* **THE EXERCISE**: Write out all of the lines below, exactly and completely.

* **ENTRIES PROVIDED**:
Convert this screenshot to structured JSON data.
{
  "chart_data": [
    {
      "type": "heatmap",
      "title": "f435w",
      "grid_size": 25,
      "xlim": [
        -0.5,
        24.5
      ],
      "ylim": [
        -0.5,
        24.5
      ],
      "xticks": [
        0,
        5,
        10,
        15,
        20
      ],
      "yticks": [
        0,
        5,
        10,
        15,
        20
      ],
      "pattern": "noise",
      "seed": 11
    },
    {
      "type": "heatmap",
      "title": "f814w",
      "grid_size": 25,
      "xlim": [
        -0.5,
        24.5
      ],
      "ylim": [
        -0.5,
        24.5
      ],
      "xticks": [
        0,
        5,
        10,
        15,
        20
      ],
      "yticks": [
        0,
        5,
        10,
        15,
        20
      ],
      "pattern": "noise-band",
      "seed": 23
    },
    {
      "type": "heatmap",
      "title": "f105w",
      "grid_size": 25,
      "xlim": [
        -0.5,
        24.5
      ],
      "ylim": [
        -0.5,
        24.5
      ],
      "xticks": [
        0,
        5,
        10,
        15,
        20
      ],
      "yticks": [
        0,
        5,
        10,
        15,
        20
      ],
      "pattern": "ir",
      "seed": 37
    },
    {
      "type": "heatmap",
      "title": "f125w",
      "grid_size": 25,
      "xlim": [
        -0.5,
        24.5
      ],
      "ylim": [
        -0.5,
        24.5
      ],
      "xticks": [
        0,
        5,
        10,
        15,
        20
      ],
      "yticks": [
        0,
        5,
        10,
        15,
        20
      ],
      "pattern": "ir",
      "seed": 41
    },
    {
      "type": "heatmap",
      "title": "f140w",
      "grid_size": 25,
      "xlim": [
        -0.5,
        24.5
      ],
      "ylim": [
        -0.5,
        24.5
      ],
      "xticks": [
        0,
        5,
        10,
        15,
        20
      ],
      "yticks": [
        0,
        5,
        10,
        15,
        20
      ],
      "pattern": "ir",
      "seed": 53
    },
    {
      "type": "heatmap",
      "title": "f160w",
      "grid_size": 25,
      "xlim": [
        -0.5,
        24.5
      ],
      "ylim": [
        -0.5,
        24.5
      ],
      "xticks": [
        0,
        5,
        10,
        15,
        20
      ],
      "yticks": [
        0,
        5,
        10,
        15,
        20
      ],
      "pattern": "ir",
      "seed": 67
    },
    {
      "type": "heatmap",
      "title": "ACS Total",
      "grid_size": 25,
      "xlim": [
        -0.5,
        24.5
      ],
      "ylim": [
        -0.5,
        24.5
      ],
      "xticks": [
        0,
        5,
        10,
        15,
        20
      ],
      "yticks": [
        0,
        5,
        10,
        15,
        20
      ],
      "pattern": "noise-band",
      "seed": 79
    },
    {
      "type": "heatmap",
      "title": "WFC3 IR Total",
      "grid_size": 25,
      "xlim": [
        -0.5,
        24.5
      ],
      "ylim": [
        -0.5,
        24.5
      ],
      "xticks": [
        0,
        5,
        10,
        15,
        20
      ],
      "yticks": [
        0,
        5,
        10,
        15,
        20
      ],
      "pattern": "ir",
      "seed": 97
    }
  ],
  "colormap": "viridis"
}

* **OUTPUT OF THE TASK**:
Convert this screenshot to structured JSON data.
{
  "chart_data": [
    {
      "type": "heatmap",
      "title": "f435w",
      "grid_size": 25,
      "xlim": [
        -0.5,
        24.5
      ],
      "ylim": [
        -0.5,
        24.5
      ],
      "xticks": [
        0,
        5,
        10,
        15,
        20
      ],
      "yticks": [
        0,
        5,
        10,
        15,
        20
      ],
      "pattern": "noise",
      "seed": 11
    },
    {
      "type": "heatmap",
      "title": "f814w",
      "grid_size": 25,
      "xlim": [
        -0.5,
        24.5
      ],
      "ylim": [
        -0.5,
        24.5
      ],
      "xticks": [
        0,
        5,
        10,
        15,
        20
      ],
      "yticks": [
        0,
        5,
        10,
        15,
        20
      ],
      "pattern": "noise-band",
      "seed": 23
    },
    {
      "type": "heatmap",
      "title": "f105w",
      "grid_size": 25,
      "xlim": [
        -0.5,
        24.5
      ],
      "ylim": [
        -0.5,
        24.5
      ],
      "xticks": [
        0,
        5,
        10,
        15,
        20
      ],
      "yticks": [
        0,
        5,
        10,
        15,
        20
      ],
      "pattern": "ir",
      "seed": 37
    },
    {
      "type": "heatmap",
      "title": "f125w",
      "grid_size": 25,
      "xlim": [
        -0.5,
        24.5
      ],
      "ylim": [
        -0.5,
        24.5
      ],
      "xticks": [
        0,
        5,
        10,
        15,
        20
      ],
      "yticks": [
        0,
        5,
        10,
        15,
        20
      ],
      "pattern": "ir",
      "seed": 41
    },
    {
      "type": "heatmap",
      "title": "f140w",
      "grid_size": 25,
      "xlim": [
        -0.5,
        24.5
      ],
      "ylim": [
        -0.5,
        24.5
      ],
      "xticks": [
        0,
        5,
        10,
        15,
        20
      ],
      "yticks": [
        0,
        5,
        10,
        15,
        20
      ],
      "pattern": "ir",
      "seed": 53
    },
    {
      "type": "heatmap",
      "title": "f160w",
      "grid_size": 25,
      "xlim": [
        -0.5,
        24.5
      ],
      "ylim": [
        -0.5,
        24.5
      ],
      "xticks": [
        0,
        5,
        10,
        15,
        20
      ],
      "yticks": [
        0,
        5,
        10,
        15,
        20
      ],
      "pattern": "ir",
      "seed": 67
    },
    {
      "type": "heatmap",
      "title": "ACS Total",
      "grid_size": 25,
      "xlim": [
        -0.5,
        24.5
      ],
      "ylim": [
        -0.5,
        24.5
      ],
      "xticks": [
        0,
        5,
        10,
        15,
        20
      ],
      "yticks": [
        0,
        5,
        10,
        15,
        20
      ],
      "pattern": "noise-band",
      "seed": 79
    },
    {
      "type": "heatmap",
      "title": "WFC3 IR Total",
      "grid_size": 25,
      "xlim": [
        -0.5,
        24.5
      ],
      "ylim": [
        -0.5,
        24.5
      ],
      "xticks": [
        0,
        5,
        10,
        15,
        20
      ],
      "yticks": [
        0,
        5,
        10,
        15,
        20
      ],
      "pattern": "ir",
      "seed": 97
    }
  ],
  "colormap": "viridis"
}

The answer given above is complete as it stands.